## TASK TO COMPLETE:
Convert the lines from the first one through the line containing "shared-tags-badge: 1 shared tag (446, 1198, 594, 1246)", both included, into a Markdown table with the columns "Row" and "Line", skipping any blank lines. Put a row number in "Row" and the line itself in "Line".

Element boundary records:
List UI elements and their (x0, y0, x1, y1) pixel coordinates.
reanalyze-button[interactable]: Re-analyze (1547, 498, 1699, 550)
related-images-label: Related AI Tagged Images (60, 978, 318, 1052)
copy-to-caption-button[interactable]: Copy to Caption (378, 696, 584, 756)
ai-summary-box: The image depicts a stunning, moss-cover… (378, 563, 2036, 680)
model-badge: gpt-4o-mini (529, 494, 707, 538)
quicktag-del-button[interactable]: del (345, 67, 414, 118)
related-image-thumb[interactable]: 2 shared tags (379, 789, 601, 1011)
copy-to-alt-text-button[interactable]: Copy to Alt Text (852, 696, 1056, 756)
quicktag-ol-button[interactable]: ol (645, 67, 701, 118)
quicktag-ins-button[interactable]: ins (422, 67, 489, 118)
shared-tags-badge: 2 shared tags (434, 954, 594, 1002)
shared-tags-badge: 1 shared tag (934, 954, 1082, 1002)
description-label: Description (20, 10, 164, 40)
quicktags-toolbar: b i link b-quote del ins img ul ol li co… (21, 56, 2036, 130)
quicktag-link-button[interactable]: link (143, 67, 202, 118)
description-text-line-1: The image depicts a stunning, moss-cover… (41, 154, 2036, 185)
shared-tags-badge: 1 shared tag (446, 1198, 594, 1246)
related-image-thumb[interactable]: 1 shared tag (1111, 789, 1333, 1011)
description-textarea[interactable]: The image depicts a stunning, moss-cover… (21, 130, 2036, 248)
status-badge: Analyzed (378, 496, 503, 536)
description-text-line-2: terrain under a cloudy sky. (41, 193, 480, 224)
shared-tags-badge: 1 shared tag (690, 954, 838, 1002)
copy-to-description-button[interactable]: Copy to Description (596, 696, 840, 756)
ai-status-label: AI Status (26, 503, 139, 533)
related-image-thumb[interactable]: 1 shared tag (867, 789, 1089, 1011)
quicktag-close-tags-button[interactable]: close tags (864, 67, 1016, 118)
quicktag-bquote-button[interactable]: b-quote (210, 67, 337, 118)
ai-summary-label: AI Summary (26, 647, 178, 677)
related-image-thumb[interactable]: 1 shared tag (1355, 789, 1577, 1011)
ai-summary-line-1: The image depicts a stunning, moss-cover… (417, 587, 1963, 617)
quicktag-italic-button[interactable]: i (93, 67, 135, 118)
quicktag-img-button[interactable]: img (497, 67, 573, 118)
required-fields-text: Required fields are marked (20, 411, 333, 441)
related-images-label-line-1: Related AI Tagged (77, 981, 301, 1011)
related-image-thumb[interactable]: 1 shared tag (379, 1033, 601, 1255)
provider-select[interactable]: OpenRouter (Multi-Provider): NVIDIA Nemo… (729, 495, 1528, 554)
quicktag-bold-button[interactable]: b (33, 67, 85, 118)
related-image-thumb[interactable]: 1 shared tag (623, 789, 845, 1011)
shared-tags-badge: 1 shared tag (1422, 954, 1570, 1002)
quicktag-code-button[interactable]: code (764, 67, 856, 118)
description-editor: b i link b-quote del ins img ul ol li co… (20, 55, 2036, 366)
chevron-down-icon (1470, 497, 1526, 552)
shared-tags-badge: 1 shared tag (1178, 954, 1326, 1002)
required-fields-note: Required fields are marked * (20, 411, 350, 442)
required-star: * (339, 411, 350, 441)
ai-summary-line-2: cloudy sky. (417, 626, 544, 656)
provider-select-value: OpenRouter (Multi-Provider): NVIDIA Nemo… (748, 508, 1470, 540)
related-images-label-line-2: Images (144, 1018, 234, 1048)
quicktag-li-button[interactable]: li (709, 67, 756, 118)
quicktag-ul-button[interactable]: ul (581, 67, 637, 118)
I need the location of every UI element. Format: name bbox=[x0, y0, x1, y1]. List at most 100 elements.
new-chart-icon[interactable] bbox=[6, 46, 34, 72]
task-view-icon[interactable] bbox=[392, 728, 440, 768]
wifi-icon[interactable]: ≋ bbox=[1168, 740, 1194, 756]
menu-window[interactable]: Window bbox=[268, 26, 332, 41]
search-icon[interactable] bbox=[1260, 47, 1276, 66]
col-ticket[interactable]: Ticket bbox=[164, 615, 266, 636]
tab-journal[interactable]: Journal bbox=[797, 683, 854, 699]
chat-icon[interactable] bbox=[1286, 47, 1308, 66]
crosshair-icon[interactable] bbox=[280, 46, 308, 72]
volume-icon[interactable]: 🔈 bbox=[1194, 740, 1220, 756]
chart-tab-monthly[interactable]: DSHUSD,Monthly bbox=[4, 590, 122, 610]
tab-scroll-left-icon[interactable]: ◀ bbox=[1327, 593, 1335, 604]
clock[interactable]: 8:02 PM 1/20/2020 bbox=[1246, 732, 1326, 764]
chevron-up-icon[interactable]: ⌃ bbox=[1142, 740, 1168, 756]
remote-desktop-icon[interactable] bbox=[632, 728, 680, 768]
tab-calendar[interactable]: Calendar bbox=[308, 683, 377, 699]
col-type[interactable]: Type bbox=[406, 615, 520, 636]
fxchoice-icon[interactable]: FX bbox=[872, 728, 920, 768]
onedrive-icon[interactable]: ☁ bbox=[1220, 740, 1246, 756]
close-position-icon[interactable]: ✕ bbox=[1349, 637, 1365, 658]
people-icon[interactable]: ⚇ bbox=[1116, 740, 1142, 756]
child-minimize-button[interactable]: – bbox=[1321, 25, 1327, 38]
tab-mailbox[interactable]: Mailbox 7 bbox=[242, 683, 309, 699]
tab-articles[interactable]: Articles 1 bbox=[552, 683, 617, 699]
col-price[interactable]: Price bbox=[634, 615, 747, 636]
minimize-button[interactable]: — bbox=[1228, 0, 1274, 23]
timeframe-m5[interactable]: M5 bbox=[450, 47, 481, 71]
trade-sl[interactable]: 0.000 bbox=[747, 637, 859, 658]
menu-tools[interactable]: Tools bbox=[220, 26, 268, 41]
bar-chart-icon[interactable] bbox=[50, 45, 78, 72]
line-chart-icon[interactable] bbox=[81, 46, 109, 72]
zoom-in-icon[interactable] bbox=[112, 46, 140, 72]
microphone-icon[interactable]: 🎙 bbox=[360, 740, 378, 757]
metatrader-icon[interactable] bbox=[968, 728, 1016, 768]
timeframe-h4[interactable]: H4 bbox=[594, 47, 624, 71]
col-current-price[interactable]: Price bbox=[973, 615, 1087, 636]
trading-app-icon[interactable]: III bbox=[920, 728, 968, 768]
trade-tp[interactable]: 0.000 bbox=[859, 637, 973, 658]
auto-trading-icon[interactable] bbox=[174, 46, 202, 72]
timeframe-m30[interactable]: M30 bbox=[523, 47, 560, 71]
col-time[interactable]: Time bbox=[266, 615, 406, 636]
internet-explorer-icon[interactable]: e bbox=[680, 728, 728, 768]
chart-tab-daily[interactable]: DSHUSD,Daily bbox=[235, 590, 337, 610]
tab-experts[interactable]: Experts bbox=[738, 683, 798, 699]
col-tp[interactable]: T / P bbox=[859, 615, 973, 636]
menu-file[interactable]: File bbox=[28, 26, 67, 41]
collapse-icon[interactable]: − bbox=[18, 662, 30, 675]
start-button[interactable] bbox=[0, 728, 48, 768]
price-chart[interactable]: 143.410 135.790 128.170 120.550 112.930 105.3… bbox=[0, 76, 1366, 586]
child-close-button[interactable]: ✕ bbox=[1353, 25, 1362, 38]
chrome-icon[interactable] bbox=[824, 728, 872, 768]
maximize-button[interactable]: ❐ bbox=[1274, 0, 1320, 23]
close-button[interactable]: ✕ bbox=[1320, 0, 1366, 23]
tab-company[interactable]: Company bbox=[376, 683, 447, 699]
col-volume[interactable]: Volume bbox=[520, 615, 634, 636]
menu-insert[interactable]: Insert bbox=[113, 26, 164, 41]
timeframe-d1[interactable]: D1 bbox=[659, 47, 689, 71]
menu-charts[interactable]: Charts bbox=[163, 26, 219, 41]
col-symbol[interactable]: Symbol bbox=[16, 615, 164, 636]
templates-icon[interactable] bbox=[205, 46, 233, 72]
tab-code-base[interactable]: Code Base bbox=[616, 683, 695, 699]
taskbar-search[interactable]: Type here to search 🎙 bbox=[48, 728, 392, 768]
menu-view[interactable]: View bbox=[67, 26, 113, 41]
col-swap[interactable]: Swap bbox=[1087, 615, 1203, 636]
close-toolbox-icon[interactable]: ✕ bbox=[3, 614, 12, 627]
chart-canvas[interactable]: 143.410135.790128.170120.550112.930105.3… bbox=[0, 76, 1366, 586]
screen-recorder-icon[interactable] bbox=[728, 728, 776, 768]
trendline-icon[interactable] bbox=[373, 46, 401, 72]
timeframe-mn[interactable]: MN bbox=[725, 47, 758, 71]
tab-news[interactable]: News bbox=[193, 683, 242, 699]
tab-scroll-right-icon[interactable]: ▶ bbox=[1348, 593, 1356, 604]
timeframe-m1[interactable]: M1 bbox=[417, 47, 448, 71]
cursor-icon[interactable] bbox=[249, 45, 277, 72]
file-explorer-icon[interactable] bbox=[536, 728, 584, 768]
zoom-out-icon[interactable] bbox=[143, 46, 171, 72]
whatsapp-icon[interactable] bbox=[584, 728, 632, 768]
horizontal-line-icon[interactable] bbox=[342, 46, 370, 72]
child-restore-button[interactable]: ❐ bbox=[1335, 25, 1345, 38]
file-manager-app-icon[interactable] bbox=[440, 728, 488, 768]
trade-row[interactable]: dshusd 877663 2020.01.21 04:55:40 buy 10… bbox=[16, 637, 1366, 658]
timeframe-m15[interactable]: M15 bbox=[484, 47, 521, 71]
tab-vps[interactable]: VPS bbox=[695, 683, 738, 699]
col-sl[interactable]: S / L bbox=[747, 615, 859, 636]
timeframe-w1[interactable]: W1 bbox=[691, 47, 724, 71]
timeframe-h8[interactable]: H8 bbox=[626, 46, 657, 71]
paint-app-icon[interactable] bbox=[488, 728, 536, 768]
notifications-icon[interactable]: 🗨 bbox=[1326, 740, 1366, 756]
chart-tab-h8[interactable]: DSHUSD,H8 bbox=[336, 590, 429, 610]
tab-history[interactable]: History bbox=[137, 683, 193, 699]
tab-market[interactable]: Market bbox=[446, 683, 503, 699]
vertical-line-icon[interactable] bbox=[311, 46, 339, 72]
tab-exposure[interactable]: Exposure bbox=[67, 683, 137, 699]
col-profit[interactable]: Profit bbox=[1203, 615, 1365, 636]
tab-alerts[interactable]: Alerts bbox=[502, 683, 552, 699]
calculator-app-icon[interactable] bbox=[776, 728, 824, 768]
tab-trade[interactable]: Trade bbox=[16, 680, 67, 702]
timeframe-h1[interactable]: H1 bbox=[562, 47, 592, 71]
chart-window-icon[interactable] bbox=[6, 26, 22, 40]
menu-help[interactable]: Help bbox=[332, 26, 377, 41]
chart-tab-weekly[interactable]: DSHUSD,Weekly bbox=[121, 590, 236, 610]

## RESPONSE TO THE TASK:
| Row | Line |
|---|---|
| 1 | List UI elements and their (x0, y0, x1, y1) pixel coordinates. |
| 2 | reanalyze-button[interactable]: Re-analyze (1547, 498, 1699, 550) |
| 3 | related-images-label: Related AI Tagged Images (60, 978, 318, 1052) |
| 4 | copy-to-caption-button[interactable]: Copy to Caption (378, 696, 584, 756) |
| 5 | ai-summary-box: The image depicts a stunning, moss-cover… (378, 563, 2036, 680) |
| 6 | model-badge: gpt-4o-mini (529, 494, 707, 538) |
| 7 | quicktag-del-button[interactable]: del (345, 67, 414, 118) |
| 8 | related-image-thumb[interactable]: 2 shared tags (379, 789, 601, 1011) |
| 9 | copy-to-alt-text-button[interactable]: Copy to Alt Text (852, 696, 1056, 756) |
| 10 | quicktag-ol-button[interactable]: ol (645, 67, 701, 118) |
| 11 | quicktag-ins-button[interactable]: ins (422, 67, 489, 118) |
| 12 | shared-tags-badge: 2 shared tags (434, 954, 594, 1002) |
| 13 | shared-tags-badge: 1 shared tag (934, 954, 1082, 1002) |
| 14 | description-label: Description (20, 10, 164, 40) |
| 15 | quicktags-toolbar: b i link b-quote del ins img ul ol li co… (21, 56, 2036, 130) |
| 16 | quicktag-link-button[interactable]: link (143, 67, 202, 118) |
| 17 | description-text-line-1: The image depicts a stunning, moss-cover… (41, 154, 2036, 185) |
| 18 | shared-tags-badge: 1 shared tag (446, 1198, 594, 1246) |